→ **Direction**
Your task is to copy the material exactly.

→ **Supplied material**
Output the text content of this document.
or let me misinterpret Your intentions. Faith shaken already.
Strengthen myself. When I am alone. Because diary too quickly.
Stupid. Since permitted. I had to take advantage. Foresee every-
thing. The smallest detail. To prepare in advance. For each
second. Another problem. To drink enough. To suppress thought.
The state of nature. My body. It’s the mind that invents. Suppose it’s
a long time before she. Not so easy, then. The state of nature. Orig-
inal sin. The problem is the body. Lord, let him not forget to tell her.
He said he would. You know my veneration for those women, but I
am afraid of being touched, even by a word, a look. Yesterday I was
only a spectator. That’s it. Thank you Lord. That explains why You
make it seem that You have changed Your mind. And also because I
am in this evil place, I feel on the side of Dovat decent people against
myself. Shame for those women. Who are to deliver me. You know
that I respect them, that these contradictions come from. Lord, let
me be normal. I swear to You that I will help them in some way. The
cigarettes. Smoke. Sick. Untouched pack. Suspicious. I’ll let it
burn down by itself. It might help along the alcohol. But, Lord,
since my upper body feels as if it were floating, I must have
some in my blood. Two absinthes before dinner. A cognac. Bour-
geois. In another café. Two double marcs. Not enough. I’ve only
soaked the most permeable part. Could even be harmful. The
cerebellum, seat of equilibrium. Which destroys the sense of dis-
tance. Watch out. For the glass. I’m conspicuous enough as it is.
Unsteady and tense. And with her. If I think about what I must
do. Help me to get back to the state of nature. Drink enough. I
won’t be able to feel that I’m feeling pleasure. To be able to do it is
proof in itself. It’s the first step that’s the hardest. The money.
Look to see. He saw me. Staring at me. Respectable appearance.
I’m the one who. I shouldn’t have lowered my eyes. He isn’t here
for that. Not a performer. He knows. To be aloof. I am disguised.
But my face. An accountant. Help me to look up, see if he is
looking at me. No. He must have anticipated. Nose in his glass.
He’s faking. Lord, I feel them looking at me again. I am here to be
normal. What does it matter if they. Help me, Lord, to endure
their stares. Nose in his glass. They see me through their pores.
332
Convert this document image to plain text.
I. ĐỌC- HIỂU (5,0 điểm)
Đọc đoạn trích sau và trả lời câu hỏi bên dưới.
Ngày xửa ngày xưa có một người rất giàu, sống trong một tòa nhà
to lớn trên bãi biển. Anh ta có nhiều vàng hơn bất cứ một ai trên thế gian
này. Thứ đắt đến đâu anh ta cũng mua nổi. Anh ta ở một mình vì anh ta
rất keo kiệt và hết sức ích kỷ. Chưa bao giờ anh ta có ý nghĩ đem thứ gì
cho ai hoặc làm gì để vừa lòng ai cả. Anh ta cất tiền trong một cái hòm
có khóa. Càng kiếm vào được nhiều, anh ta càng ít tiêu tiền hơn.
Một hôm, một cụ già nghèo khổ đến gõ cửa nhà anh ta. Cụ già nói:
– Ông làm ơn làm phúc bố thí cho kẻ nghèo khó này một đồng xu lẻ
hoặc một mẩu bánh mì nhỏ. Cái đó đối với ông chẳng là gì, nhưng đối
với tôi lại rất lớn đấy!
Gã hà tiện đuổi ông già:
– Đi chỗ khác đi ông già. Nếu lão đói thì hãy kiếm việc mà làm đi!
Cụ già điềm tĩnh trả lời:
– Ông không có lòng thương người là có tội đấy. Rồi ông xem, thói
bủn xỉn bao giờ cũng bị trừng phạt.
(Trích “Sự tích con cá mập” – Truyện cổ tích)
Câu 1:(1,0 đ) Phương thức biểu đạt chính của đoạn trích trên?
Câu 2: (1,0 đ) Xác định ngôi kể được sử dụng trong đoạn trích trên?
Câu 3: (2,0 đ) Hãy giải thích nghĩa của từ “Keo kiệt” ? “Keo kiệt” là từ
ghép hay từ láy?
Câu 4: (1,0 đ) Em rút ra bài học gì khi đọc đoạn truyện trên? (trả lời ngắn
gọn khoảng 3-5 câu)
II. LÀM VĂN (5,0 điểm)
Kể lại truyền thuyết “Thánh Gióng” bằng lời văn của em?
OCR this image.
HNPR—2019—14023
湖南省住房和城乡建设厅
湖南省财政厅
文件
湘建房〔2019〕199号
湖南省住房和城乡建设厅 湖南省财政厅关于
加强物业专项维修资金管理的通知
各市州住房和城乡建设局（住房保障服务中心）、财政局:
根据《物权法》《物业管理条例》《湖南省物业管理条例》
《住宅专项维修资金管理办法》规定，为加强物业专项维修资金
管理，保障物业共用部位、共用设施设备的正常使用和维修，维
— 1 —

→ **Expected answer**
Output the text content of this document.
or let me misinterpret Your intentions. Faith shaken already.
Strengthen myself. When I am alone. Because diary too quickly.
Stupid. Since permitted. I had to take advantage. Foresee every-
thing. The smallest detail. To prepare in advance. For each
second. Another problem. To drink enough. To suppress thought.
The state of nature. My body. It’s the mind that invents. Suppose it’s
a long time before she. Not so easy, then. The state of nature. Orig-
inal sin. The problem is the body. Lord, let him not forget to tell her.
He said he would. You know my veneration for those women, but I
am afraid of being touched, even by a word, a look. Yesterday I was
only a spectator. That’s it. Thank you Lord. That explains why You
make it seem that You have changed Your mind. And also because I
am in this evil place, I feel on the side of Dovat decent people against
myself. Shame for those women. Who are to deliver me. You know
that I respect them, that these contradictions come from. Lord, let
me be normal. I swear to You that I will help them in some way. The
cigarettes. Smoke. Sick. Untouched pack. Suspicious. I’ll let it
burn down by itself. It might help along the alcohol. But, Lord,
since my upper body feels as if it were floating, I must have
some in my blood. Two absinthes before dinner. A cognac. Bour-
geois. In another café. Two double marcs. Not enough. I’ve only
soaked the most permeable part. Could even be harmful. The
cerebellum, seat of equilibrium. Which destroys the sense of dis-
tance. Watch out. For the glass. I’m conspicuous enough as it is.
Unsteady and tense. And with her. If I think about what I must
do. Help me to get back to the state of nature. Drink enough. I
won’t be able to feel that I’m feeling pleasure. To be able to do it is
proof in itself. It’s the first step that’s the hardest. The money.
Look to see. He saw me. Staring at me. Respectable appearance.
I’m the one who. I shouldn’t have lowered my eyes. He isn’t here
for that. Not a performer. He knows. To be aloof. I am disguised.
But my face. An accountant. Help me to look up, see if he is
looking at me. No. He must have anticipated. Nose in his glass.
He’s faking. Lord, I feel them looking at me again. I am here to be
normal. What does it matter if they. Help me, Lord, to endure
their stares. Nose in his glass. They see me through their pores.
332
Convert this document image to plain text.
I. ĐỌC- HIỂU (5,0 điểm)
Đọc đoạn trích sau và trả lời câu hỏi bên dưới.
Ngày xửa ngày xưa có một người rất giàu, sống trong một tòa nhà
to lớn trên bãi biển. Anh ta có nhiều vàng hơn bất cứ một ai trên thế gian
này. Thứ đắt đến đâu anh ta cũng mua nổi. Anh ta ở một mình vì anh ta
rất keo kiệt và hết sức ích kỷ. Chưa bao giờ anh ta có ý nghĩ đem thứ gì
cho ai hoặc làm gì để vừa lòng ai cả. Anh ta cất tiền trong một cái hòm
có khóa. Càng kiếm vào được nhiều, anh ta càng ít tiêu tiền hơn.
Một hôm, một cụ già nghèo khổ đến gõ cửa nhà anh ta. Cụ già nói:
– Ông làm ơn làm phúc bố thí cho kẻ nghèo khó này một đồng xu lẻ
hoặc một mẩu bánh mì nhỏ. Cái đó đối với ông chẳng là gì, nhưng đối
với tôi lại rất lớn đấy!
Gã hà tiện đuổi ông già:
– Đi chỗ khác đi ông già. Nếu lão đói thì hãy kiếm việc mà làm đi!
Cụ già điềm tĩnh trả lời:
– Ông không có lòng thương người là có tội đấy. Rồi ông xem, thói
bủn xỉn bao giờ cũng bị trừng phạt.
(Trích “Sự tích con cá mập” – Truyện cổ tích)
Câu 1:(1,0 đ) Phương thức biểu đạt chính của đoạn trích trên?
Câu 2: (1,0 đ) Xác định ngôi kể được sử dụng trong đoạn trích trên?
Câu 3: (2,0 đ) Hãy giải thích nghĩa của từ “Keo kiệt” ? “Keo kiệt” là từ
ghép hay từ láy?
Câu 4: (1,0 đ) Em rút ra bài học gì khi đọc đoạn truyện trên? (trả lời ngắn
gọn khoảng 3-5 câu)
II. LÀM VĂN (5,0 điểm)
Kể lại truyền thuyết “Thánh Gióng” bằng lời văn của em?
OCR this image.
HNPR—2019—14023
湖南省住房和城乡建设厅
湖南省财政厅
文件
湘建房〔2019〕199号
湖南省住房和城乡建设厅 湖南省财政厅关于
加强物业专项维修资金管理的通知
各市州住房和城乡建设局（住房保障服务中心）、财政局:
根据《物权法》《物业管理条例》《湖南省物业管理条例》
《住宅专项维修资金管理办法》规定，为加强物业专项维修资金
管理，保障物业共用部位、共用设施设备的正常使用和维修，维
— 1 —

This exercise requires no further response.